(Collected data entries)
— begin —
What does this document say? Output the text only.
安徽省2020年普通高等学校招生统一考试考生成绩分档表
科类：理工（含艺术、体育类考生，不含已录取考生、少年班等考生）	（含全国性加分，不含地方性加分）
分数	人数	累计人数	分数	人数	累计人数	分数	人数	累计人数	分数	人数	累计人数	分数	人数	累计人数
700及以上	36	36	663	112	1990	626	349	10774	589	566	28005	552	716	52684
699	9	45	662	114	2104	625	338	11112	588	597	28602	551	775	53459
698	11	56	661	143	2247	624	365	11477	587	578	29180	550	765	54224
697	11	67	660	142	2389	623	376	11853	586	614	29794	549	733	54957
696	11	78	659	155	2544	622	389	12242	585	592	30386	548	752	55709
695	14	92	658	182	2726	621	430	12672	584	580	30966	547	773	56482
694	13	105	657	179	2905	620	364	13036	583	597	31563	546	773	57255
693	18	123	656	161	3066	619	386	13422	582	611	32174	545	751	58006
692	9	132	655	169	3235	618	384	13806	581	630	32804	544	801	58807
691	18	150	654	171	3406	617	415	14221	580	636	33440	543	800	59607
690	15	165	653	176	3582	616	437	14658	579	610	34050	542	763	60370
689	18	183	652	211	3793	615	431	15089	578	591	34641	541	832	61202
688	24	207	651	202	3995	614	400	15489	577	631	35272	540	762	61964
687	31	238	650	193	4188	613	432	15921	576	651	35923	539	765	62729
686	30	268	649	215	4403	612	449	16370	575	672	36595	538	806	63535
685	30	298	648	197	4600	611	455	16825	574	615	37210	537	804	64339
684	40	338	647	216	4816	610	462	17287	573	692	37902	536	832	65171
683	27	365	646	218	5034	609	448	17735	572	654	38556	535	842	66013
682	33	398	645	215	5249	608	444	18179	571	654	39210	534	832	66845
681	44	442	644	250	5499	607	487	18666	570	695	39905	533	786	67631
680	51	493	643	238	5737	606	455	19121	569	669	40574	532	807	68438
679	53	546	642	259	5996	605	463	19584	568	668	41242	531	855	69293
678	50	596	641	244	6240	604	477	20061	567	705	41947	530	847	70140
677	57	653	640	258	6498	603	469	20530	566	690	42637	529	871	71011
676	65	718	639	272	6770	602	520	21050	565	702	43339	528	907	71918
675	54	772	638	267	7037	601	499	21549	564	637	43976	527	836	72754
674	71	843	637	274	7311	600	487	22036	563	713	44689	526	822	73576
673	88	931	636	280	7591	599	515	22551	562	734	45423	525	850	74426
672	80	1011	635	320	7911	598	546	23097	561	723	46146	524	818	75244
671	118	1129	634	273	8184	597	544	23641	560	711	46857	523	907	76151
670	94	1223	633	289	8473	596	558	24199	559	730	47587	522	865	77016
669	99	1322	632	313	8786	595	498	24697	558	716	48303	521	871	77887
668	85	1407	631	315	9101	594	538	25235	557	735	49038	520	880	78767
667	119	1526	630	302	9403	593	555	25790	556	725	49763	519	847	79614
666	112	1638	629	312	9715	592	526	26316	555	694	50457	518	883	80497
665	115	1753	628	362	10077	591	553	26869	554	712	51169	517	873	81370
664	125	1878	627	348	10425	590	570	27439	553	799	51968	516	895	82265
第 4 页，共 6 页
— end —
• _Exercise brief_: Pull out each record as written and restate it exactly.

• _In response_:
What does this document say? Output the text only.
安徽省2020年普通高等学校招生统一考试考生成绩分档表
科类：理工（含艺术、体育类考生，不含已录取考生、少年班等考生）	（含全国性加分，不含地方性加分）
分数	人数	累计人数	分数	人数	累计人数	分数	人数	累计人数	分数	人数	累计人数	分数	人数	累计人数
700及以上	36	36	663	112	1990	626	349	10774	589	566	28005	552	716	52684
699	9	45	662	114	2104	625	338	11112	588	597	28602	551	775	53459
698	11	56	661	143	2247	624	365	11477	587	578	29180	550	765	54224
697	11	67	660	142	2389	623	376	11853	586	614	29794	549	733	54957
696	11	78	659	155	2544	622	389	12242	585	592	30386	548	752	55709
695	14	92	658	182	2726	621	430	12672	584	580	30966	547	773	56482
694	13	105	657	179	2905	620	364	13036	583	597	31563	546	773	57255
693	18	123	656	161	3066	619	386	13422	582	611	32174	545	751	58006
692	9	132	655	169	3235	618	384	13806	581	630	32804	544	801	58807
691	18	150	654	171	3406	617	415	14221	580	636	33440	543	800	59607
690	15	165	653	176	3582	616	437	14658	579	610	34050	542	763	60370
689	18	183	652	211	3793	615	431	15089	578	591	34641	541	832	61202
688	24	207	651	202	3995	614	400	15489	577	631	35272	540	762	61964
687	31	238	650	193	4188	613	432	15921	576	651	35923	539	765	62729
686	30	268	649	215	4403	612	449	16370	575	672	36595	538	806	63535
685	30	298	648	197	4600	611	455	16825	574	615	37210	537	804	64339
684	40	338	647	216	4816	610	462	17287	573	692	37902	536	832	65171
683	27	365	646	218	5034	609	448	17735	572	654	38556	535	842	66013
682	33	398	645	215	5249	608	444	18179	571	654	39210	534	832	66845
681	44	442	644	250	5499	607	487	18666	570	695	39905	533	786	67631
680	51	493	643	238	5737	606	455	19121	569	669	40574	532	807	68438
679	53	546	642	259	5996	605	463	19584	568	668	41242	531	855	69293
678	50	596	641	244	6240	604	477	20061	567	705	41947	530	847	70140
677	57	653	640	258	6498	603	469	20530	566	690	42637	529	871	71011
676	65	718	639	272	6770	602	520	21050	565	702	43339	528	907	71918
675	54	772	638	267	7037	601	499	21549	564	637	43976	527	836	72754
674	71	843	637	274	7311	600	487	22036	563	713	44689	526	822	73576
673	88	931	636	280	7591	599	515	22551	562	734	45423	525	850	74426
672	80	1011	635	320	7911	598	546	23097	561	723	46146	524	818	75244
671	118	1129	634	273	8184	597	544	23641	560	711	46857	523	907	76151
670	94	1223	633	289	8473	596	558	24199	559	730	47587	522	865	77016
669	99	1322	632	313	8786	595	498	24697	558	716	48303	521	871	77887
668	85	1407	631	315	9101	594	538	25235	557	735	49038	520	880	78767
667	119	1526	630	302	9403	593	555	25790	556	725	49763	519	847	79614
666	112	1638	629	312	9715	592	526	26316	555	694	50457	518	883	80497
665	115	1753	628	362	10077	591	553	26869	554	712	51169	517	873	81370
664	125	1878	627	348	10425	590	570	27439	553	799	51968	516	895	82265
第 4 页，共 6 页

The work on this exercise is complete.